Required work
Copy exactly the lines from the "Type out the text in this image." line to the end, both included, and nothing else.

Records
— BEGIN —

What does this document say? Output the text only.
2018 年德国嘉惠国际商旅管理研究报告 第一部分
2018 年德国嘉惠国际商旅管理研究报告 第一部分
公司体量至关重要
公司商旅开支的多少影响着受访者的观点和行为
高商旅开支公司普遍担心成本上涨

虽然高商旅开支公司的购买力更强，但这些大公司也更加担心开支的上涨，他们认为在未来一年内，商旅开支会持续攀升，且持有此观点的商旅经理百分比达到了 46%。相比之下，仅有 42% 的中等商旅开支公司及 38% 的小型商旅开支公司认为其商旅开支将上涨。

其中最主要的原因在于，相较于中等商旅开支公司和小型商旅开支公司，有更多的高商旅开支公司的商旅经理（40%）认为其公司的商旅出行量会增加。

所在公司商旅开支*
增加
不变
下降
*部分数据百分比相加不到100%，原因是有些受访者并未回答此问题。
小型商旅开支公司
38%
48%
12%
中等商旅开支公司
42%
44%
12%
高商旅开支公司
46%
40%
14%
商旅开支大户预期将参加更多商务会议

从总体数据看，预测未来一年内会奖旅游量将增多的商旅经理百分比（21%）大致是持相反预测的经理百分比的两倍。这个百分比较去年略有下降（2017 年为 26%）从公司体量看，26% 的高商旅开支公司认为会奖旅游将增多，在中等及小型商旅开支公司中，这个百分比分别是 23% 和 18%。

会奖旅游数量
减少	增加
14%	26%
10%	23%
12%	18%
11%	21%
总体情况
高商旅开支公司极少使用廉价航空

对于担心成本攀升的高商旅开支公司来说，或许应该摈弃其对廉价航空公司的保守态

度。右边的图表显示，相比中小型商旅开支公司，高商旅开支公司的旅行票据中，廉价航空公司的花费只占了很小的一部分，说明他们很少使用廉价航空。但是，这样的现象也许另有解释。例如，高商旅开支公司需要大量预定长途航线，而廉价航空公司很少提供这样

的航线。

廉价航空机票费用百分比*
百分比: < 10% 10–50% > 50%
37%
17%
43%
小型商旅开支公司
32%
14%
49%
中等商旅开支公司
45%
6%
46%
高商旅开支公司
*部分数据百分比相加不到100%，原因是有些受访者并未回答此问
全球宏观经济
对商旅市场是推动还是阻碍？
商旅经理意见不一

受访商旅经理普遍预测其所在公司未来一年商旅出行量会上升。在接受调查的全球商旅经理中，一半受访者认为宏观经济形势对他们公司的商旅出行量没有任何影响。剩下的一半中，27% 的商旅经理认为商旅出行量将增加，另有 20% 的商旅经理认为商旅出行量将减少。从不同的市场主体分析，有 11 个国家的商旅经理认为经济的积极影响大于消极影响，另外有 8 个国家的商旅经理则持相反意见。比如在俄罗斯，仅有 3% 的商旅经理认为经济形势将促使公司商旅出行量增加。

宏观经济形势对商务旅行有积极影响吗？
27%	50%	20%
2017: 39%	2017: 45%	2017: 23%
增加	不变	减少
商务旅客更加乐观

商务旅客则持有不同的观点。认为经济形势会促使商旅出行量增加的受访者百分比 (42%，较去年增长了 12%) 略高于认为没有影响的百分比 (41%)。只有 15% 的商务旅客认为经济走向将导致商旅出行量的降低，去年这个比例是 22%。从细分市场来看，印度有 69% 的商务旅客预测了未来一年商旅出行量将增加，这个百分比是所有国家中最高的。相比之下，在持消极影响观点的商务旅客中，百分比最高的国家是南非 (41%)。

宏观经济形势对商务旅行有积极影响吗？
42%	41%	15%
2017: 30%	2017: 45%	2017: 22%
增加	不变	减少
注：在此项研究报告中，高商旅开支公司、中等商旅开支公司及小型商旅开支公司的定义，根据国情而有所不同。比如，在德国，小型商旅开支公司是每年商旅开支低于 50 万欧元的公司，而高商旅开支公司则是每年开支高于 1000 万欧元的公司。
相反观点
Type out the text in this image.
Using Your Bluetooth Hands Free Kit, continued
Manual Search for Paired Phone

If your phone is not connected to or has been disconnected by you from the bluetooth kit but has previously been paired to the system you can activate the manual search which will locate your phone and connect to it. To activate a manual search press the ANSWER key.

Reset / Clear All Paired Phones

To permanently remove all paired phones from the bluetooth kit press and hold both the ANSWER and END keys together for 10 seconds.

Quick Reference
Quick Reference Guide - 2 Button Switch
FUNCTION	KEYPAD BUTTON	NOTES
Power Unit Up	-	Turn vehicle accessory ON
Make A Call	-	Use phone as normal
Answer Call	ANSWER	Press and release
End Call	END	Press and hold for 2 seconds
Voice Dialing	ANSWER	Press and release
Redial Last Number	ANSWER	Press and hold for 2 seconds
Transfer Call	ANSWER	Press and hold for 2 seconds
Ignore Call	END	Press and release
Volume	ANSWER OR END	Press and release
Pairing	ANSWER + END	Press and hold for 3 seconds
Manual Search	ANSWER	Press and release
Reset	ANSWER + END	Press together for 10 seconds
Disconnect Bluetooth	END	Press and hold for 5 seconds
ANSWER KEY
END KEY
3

— END —

Expected answer
Type out the text in this image.
Using Your Bluetooth Hands Free Kit, continued
Manual Search for Paired Phone

If your phone is not connected to or has been disconnected by you from the bluetooth kit but has previously been paired to the system you can activate the manual search which will locate your phone and connect to it. To activate a manual search press the ANSWER key.

Reset / Clear All Paired Phones

To permanently remove all paired phones from the bluetooth kit press and hold both the ANSWER and END keys together for 10 seconds.

Quick Reference
Quick Reference Guide - 2 Button Switch
FUNCTION	KEYPAD BUTTON	NOTES
Power Unit Up	-	Turn vehicle accessory ON
Make A Call	-	Use phone as normal
Answer Call	ANSWER	Press and release
End Call	END	Press and hold for 2 seconds
Voice Dialing	ANSWER	Press and release
Redial Last Number	ANSWER	Press and hold for 2 seconds
Transfer Call	ANSWER	Press and hold for 2 seconds
Ignore Call	END	Press and release
Volume	ANSWER OR END	Press and release
Pairing	ANSWER + END	Press and hold for 3 seconds
Manual Search	ANSWER	Press and release
Reset	ANSWER + END	Press together for 10 seconds
Disconnect Bluetooth	END	Press and hold for 5 seconds
ANSWER KEY
END KEY
3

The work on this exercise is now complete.